REQUIRED TASKS
[A] Print the passage of the 50 Fenchurch Street article from "React News revealed" to "start of 2023.", word for word.
[B] Answer these from the 50 Fenchurch Street article:
(i) How much financing has Axa IM Alts secured?
(ii) What term does the debt facility have?
(iii) Which two historic buildings will the project retain and relocate?

Axa IM Alts has confirmed it has secured £480m of financing for its 50 Fenchurch Street office development.

(Article written by May Agaran and James Buckley for React News).

React News revealed in November that the fund manager was close to striking a loan agreement with Cale Street Partners for the £1bn redevelopment of the City of London asset. Investor Cale Street is backed by Kuwait’s sovereign wealth fund, and was reported to be providing the financing at around 60% loan-to-cost.

The transaction marks one of the largest development loans agreed ahead of any prelet in the UK at the start of 2023.

The debt facility, which has a six-year term, will fund the delivering of the 36-storey net zero building, which will offer around 650,000 sq ft of workspace. Demolition and enabling works have already begun on site, with construction expected to start this year following the appointment of a main contractor. Axa IM Alts has appointed YardNine as delivery partner for the project.

The design for the scheme will incorporate vertical urban greening, with the entire structure to be powered entirely by electricity. It will aim for BREEAM Outstanding certification and to be net zero in operation.

The project will also retain and relocate two historic buildings, the Tower of All Hallows Staining and Lambe’s Chapel Crypt, as part of an extensive public realm, with more than 1.5 acres allocated for outdoor space and terraces.

Rob Samuel, UK head of development at AXA IM Alts, said: “The divergence in the London office market between prime well connected, sustainable, amenity rich spaces and poorer quality buildings continues apace, with a supply-demand imbalance in favour of the former.

DATA EXCERPTS
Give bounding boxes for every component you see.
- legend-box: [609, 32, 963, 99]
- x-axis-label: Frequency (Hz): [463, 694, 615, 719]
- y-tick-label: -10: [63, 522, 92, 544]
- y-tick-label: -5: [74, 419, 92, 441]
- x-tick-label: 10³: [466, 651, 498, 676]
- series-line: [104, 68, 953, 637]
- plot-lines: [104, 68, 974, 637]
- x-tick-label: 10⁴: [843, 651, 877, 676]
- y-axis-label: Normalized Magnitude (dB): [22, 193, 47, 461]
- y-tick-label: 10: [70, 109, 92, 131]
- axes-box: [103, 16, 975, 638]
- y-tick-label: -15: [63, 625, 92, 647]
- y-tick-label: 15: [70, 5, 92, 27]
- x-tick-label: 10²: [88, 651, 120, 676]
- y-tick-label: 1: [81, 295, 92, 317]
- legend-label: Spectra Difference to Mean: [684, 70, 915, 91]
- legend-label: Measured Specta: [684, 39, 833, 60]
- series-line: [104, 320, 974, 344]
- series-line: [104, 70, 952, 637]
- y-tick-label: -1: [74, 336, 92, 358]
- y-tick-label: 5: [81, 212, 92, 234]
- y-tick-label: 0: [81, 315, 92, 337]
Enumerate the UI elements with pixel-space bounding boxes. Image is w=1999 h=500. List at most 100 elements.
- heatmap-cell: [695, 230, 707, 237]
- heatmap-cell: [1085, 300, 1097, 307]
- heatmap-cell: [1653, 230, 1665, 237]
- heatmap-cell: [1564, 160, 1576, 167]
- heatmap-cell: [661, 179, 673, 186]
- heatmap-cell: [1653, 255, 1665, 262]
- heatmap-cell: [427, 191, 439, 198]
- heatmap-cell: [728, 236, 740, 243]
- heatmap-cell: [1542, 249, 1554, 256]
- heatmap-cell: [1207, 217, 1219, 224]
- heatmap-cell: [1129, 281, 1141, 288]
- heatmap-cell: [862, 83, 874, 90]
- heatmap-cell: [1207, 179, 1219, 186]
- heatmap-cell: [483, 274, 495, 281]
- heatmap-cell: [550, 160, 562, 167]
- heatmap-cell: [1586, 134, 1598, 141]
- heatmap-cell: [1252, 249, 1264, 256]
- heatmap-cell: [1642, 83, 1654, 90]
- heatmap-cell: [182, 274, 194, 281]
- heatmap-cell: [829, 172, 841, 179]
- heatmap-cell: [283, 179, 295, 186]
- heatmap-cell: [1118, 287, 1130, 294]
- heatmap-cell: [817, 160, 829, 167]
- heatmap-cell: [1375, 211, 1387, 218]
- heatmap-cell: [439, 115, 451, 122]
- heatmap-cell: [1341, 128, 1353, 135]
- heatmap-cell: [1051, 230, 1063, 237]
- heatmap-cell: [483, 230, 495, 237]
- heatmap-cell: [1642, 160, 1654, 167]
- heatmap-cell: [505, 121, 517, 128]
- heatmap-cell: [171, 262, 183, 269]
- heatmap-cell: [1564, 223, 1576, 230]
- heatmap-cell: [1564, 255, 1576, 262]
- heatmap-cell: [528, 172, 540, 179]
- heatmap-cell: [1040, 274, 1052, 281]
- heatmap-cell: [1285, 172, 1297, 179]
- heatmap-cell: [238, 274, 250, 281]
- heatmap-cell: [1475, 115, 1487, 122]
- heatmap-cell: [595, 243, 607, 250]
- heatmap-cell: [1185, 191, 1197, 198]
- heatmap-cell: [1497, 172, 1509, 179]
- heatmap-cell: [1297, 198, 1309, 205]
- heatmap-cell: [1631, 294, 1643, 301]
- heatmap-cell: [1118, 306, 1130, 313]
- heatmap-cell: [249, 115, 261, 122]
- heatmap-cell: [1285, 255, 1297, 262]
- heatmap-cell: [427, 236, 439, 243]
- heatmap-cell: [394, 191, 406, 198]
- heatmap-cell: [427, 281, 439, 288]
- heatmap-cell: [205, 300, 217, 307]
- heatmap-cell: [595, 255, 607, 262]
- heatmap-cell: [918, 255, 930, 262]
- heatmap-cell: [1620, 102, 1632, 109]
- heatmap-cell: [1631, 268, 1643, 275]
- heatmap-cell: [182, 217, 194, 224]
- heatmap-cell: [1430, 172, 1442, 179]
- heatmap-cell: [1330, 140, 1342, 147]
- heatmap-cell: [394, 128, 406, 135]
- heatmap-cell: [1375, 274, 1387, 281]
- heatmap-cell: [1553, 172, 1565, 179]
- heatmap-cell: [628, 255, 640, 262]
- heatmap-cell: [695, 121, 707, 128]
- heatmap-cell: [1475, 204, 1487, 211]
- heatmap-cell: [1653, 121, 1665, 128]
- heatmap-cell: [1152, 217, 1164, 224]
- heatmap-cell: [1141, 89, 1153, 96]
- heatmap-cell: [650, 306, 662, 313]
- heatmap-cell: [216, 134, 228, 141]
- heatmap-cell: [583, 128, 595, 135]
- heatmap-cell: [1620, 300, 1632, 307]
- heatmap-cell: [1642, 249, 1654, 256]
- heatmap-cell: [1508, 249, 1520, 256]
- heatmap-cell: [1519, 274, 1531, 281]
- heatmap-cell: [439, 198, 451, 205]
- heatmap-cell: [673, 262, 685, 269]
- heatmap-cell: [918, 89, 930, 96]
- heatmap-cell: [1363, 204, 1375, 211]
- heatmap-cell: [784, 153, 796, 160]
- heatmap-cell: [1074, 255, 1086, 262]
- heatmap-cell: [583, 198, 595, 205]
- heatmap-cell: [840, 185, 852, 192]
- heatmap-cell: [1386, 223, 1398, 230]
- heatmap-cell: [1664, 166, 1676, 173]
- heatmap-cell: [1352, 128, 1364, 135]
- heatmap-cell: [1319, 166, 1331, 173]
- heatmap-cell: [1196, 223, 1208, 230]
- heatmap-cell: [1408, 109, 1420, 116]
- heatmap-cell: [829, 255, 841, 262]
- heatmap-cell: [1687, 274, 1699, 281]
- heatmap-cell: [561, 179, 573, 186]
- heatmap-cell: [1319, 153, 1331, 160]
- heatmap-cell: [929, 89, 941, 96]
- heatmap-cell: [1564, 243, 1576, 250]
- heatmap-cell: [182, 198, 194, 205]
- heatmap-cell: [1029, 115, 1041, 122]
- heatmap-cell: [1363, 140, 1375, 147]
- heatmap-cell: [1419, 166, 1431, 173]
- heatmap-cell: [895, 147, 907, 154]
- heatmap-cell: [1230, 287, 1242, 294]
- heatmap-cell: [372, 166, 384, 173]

TASK-BY-TASK ANSWERS
[A]
React News revealed in November that the fund manager was close to striking a loan agreement with Cale Street Partners for the £1bn redevelopment of the City of London asset. Investor Cale Street is backed by Kuwait’s sovereign wealth fund, and was reported to be providing the financing at around 60% loan-to-cost.

The transaction marks one of the largest development loans agreed ahead of any prelet in the UK at the start of 2023.

[B]
(i) £480m
(ii) Six years
(iii) The Tower of All Hallows Staining and Lambe's Chapel Crypt